— Begin —

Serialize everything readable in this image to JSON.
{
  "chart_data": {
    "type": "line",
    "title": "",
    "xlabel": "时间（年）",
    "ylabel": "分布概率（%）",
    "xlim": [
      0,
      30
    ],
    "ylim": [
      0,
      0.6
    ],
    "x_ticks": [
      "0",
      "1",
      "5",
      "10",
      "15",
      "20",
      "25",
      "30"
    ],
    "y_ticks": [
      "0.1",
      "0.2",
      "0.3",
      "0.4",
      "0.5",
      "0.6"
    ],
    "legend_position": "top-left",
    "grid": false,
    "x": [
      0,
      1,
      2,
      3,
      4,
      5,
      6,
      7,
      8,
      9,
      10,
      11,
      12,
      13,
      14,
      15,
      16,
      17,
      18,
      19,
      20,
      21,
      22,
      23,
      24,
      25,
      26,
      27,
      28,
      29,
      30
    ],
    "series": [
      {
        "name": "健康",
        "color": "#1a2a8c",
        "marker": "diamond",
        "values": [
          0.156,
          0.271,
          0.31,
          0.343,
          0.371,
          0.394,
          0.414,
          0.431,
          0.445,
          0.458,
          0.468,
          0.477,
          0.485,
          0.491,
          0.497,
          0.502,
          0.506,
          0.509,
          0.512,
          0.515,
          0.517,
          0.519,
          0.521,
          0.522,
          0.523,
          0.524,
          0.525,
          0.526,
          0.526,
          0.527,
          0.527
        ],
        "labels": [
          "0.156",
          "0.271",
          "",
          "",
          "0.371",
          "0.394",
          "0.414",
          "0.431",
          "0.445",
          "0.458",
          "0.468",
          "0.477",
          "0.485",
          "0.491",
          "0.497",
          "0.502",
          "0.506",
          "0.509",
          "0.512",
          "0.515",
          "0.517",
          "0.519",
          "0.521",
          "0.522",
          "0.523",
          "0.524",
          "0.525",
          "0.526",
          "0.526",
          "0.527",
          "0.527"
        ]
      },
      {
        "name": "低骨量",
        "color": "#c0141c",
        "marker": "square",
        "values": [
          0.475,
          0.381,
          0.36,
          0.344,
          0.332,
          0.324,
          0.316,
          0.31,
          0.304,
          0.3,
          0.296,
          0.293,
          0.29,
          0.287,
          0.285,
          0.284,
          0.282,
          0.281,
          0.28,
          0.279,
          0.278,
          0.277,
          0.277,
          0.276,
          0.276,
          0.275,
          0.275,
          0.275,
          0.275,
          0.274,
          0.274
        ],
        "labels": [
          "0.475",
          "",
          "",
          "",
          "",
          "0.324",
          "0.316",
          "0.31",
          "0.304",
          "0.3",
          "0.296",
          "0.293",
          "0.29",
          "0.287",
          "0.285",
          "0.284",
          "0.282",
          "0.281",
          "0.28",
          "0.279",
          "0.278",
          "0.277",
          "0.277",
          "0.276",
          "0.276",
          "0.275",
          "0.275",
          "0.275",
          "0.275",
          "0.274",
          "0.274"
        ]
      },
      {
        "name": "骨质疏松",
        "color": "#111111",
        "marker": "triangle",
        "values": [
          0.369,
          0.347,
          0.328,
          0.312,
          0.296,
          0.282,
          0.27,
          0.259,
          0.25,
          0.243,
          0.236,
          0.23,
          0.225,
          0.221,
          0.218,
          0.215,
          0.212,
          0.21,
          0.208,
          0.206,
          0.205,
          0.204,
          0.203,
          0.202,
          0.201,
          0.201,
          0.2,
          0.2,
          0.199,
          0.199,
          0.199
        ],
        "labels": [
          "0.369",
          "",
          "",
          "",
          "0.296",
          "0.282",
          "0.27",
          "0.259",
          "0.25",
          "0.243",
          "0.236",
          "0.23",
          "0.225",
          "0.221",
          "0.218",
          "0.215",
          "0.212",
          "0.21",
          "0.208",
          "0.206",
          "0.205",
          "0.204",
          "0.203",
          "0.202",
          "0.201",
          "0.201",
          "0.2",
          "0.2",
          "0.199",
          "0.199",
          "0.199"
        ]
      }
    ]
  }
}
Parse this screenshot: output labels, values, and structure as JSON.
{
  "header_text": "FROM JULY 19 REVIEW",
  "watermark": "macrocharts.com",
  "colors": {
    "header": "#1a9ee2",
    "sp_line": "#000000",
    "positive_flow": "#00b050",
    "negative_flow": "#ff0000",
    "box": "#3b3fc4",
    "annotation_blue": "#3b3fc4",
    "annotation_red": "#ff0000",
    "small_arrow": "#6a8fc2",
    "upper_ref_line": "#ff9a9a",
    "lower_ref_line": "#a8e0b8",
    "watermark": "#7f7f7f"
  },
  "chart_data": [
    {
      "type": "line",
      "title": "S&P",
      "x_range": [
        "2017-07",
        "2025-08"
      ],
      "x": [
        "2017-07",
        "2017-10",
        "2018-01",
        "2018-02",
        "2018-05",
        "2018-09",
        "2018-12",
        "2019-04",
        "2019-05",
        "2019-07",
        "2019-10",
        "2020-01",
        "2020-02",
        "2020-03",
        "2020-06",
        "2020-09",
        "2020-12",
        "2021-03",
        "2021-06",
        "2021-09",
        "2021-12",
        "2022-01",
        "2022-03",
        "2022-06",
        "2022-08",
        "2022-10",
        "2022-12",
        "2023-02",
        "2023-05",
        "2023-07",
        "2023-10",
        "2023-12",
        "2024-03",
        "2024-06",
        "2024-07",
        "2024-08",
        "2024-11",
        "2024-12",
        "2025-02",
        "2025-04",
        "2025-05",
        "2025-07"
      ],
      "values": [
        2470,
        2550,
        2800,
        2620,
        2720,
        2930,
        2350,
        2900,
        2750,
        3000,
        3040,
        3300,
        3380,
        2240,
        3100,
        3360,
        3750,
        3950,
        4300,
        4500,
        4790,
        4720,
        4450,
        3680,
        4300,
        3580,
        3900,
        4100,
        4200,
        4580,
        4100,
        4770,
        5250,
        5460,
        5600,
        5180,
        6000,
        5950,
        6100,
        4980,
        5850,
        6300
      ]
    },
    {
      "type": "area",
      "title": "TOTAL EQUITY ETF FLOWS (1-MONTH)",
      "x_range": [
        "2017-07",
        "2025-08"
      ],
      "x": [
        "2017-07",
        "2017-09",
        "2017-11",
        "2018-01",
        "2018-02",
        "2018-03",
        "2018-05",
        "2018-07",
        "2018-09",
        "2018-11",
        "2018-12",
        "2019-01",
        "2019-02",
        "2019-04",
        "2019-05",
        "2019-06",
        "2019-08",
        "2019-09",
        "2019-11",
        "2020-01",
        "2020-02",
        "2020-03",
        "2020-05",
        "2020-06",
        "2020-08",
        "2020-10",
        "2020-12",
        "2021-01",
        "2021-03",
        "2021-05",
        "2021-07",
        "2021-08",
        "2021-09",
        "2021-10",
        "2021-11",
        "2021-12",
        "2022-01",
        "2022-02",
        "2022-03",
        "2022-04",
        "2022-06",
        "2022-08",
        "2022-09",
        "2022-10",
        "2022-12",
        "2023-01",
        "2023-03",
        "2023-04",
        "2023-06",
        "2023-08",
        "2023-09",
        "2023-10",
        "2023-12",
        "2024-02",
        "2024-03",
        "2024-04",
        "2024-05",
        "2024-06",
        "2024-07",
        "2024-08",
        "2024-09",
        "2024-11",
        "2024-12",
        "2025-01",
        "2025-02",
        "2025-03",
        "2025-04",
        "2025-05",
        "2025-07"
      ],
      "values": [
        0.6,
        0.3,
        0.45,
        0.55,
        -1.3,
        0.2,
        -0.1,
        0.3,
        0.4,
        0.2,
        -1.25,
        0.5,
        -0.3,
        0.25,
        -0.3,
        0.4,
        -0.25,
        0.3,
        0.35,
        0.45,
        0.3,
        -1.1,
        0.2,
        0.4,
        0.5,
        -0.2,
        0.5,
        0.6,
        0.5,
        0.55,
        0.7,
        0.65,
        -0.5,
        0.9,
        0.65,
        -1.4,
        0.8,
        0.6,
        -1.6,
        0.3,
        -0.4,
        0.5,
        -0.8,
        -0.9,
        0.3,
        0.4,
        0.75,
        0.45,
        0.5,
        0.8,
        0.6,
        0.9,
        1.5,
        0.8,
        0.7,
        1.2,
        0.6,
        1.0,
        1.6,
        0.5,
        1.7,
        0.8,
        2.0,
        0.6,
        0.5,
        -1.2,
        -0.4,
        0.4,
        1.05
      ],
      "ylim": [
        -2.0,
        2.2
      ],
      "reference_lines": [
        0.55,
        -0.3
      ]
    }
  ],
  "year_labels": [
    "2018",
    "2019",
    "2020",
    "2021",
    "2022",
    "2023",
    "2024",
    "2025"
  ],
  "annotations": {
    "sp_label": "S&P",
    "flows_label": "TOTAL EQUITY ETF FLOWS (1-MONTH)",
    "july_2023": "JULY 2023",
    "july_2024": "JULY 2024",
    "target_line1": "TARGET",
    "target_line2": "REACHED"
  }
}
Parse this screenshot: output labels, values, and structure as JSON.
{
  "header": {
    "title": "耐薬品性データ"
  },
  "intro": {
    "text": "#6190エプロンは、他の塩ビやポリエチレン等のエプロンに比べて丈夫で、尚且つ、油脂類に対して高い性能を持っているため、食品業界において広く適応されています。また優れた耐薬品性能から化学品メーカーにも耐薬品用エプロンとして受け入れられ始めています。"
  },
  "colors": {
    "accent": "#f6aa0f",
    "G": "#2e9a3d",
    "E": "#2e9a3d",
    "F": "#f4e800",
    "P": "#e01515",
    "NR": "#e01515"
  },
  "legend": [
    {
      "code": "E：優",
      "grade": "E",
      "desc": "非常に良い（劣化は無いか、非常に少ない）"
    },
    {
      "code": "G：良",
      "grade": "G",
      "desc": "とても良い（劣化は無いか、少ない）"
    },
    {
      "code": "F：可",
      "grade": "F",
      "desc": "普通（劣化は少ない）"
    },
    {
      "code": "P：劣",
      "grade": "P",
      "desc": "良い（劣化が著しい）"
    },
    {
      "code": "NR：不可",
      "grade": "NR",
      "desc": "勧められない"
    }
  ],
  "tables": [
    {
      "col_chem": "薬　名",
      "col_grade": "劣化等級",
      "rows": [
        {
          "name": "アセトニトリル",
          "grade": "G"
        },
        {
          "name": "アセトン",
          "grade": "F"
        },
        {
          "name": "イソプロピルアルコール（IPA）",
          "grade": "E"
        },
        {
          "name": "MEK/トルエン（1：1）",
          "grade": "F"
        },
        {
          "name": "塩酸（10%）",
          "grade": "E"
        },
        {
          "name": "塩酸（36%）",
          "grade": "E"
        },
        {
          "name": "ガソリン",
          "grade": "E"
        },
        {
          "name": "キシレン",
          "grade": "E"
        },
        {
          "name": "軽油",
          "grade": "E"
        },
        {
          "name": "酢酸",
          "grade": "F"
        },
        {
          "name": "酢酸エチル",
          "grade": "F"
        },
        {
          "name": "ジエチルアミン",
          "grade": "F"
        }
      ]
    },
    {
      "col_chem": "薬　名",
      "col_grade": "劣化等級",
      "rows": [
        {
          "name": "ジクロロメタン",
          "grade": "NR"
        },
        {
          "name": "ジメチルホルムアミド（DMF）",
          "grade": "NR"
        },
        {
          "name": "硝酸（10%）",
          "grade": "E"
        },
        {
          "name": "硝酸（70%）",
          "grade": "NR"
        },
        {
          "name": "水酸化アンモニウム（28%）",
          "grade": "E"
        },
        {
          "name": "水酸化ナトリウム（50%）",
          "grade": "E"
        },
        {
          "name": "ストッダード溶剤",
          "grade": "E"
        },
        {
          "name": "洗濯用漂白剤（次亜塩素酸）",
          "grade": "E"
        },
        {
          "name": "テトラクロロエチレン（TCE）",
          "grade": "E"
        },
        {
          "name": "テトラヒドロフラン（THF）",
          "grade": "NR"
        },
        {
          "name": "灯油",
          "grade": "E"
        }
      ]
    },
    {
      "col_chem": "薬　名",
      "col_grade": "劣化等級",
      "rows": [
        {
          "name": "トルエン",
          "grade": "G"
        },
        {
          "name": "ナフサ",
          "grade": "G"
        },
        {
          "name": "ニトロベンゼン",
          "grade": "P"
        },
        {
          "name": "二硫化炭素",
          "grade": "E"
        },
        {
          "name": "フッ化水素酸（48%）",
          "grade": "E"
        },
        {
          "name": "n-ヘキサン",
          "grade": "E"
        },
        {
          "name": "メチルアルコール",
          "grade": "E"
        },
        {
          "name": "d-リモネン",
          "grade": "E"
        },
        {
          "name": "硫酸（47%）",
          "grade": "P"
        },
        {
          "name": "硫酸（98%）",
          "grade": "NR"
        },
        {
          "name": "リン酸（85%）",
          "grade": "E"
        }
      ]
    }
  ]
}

— End —

▶ **Exercise**: Tally how many lines of the material contain the word "劣化は無いか". The answer must be the number and nothing else.

▶ **Task result**: 2